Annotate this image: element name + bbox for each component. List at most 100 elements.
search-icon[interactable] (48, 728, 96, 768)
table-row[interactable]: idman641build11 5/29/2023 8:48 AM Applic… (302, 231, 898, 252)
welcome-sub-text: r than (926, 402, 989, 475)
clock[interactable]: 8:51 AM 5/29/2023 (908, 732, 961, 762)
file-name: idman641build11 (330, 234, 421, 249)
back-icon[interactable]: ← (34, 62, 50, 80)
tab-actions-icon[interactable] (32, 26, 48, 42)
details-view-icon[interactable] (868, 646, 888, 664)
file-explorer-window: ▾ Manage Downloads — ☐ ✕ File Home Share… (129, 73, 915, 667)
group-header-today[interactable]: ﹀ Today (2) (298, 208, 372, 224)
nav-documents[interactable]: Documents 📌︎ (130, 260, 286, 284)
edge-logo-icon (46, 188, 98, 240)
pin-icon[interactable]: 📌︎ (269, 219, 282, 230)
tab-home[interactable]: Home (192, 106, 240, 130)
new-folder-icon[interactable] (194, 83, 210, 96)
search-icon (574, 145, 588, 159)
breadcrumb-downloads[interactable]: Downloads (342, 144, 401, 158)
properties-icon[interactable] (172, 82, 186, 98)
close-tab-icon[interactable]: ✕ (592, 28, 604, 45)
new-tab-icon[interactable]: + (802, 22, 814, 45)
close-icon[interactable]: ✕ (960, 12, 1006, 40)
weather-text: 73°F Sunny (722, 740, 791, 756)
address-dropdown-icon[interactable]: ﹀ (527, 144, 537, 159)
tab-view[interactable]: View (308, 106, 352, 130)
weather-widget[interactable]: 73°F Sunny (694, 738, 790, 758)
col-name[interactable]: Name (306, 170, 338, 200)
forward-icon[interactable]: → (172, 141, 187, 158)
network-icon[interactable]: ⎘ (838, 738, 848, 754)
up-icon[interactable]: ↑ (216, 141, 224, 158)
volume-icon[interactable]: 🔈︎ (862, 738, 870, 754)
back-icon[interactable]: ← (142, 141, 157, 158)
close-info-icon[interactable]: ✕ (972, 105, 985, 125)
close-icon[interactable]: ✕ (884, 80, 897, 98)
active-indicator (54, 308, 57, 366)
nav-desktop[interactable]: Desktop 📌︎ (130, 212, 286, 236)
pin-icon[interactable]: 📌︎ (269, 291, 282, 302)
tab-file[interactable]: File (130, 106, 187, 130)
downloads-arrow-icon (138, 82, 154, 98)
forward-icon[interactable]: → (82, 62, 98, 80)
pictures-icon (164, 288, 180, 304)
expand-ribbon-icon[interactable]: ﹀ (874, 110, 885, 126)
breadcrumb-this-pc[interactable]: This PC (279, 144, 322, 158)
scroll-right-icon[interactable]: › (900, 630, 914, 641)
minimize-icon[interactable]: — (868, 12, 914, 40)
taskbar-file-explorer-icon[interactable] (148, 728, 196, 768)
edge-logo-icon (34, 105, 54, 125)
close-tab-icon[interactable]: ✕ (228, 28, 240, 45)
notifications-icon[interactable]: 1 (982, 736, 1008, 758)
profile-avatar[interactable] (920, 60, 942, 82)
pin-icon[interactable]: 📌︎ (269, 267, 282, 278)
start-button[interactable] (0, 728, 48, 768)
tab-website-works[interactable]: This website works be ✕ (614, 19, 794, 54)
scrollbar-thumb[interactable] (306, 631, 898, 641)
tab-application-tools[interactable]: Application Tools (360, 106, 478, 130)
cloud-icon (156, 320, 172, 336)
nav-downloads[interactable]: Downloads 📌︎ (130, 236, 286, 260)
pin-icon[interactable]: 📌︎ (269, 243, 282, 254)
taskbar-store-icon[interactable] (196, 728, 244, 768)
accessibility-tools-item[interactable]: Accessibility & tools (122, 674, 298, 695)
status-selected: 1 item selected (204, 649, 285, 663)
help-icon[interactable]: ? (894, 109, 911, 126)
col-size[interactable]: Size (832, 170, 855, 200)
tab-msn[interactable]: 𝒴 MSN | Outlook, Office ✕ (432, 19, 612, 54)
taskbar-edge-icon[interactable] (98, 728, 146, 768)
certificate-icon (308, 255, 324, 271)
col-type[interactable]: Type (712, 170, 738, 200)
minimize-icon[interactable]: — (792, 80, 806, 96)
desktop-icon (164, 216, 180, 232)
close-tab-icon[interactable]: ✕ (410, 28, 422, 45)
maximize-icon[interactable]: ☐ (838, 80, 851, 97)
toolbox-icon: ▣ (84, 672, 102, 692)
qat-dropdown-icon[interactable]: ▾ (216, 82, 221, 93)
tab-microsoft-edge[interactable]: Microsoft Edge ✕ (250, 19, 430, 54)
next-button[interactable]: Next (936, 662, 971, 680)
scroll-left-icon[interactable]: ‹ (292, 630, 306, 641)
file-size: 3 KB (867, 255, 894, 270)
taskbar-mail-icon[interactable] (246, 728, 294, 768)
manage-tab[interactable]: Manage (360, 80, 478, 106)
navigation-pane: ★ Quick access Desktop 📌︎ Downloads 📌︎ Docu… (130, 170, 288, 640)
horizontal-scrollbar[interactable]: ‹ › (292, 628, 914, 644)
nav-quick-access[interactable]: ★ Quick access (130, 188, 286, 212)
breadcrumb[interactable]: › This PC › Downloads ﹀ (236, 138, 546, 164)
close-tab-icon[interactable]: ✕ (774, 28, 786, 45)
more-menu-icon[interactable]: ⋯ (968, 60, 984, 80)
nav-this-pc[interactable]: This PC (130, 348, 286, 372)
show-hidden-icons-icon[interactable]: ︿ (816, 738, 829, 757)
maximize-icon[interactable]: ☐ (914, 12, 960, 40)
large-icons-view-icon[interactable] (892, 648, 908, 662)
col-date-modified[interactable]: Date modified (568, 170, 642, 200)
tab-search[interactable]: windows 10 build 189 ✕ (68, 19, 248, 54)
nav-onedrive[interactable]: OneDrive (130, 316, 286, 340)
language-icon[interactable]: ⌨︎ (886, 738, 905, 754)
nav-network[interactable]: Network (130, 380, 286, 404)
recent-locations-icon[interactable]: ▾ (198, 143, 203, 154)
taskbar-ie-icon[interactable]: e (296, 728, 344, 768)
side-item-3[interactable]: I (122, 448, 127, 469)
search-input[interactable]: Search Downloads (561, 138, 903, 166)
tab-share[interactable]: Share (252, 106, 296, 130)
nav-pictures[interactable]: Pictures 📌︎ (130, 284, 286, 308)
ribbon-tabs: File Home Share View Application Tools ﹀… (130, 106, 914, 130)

• [WHAT YOU HAVE TO DO]
Render the lines from the first one through the line with "new-tab-icon[interactable]: + (802, 22, 814, 45)", both included, as a Markdown table with the columns Row and Line, leaving out any blank lines.

• [TASK RESPONSE]
| Row | Line |
|---|---|
| 1 | Annotate this image: element name + bbox for each component. List at most 100 elements. |
| 2 | search-icon[interactable] (48, 728, 96, 768) |
| 3 | table-row[interactable]: idman641build11 5/29/2023 8:48 AM Applic… (302, 231, 898, 252) |
| 4 | welcome-sub-text: r than (926, 402, 989, 475) |
| 5 | clock[interactable]: 8:51 AM 5/29/2023 (908, 732, 961, 762) |
| 6 | file-name: idman641build11 (330, 234, 421, 249) |
| 7 | back-icon[interactable]: ← (34, 62, 50, 80) |
| 8 | tab-actions-icon[interactable] (32, 26, 48, 42) |
| 9 | details-view-icon[interactable] (868, 646, 888, 664) |
| 10 | file-explorer-window: ▾ Manage Downloads — ☐ ✕ File Home Share… (129, 73, 915, 667) |
| 11 | group-header-today[interactable]: ﹀ Today (2) (298, 208, 372, 224) |
| 12 | nav-documents[interactable]: Documents 📌︎ (130, 260, 286, 284) |
| 13 | edge-logo-icon (46, 188, 98, 240) |
| 14 | pin-icon[interactable]: 📌︎ (269, 219, 282, 230) |
| 15 | tab-home[interactable]: Home (192, 106, 240, 130) |
| 16 | new-folder-icon[interactable] (194, 83, 210, 96) |
| 17 | search-icon (574, 145, 588, 159) |
| 18 | breadcrumb-downloads[interactable]: Downloads (342, 144, 401, 158) |
| 19 | properties-icon[interactable] (172, 82, 186, 98) |
| 20 | close-tab-icon[interactable]: ✕ (592, 28, 604, 45) |
| 21 | new-tab-icon[interactable]: + (802, 22, 814, 45) |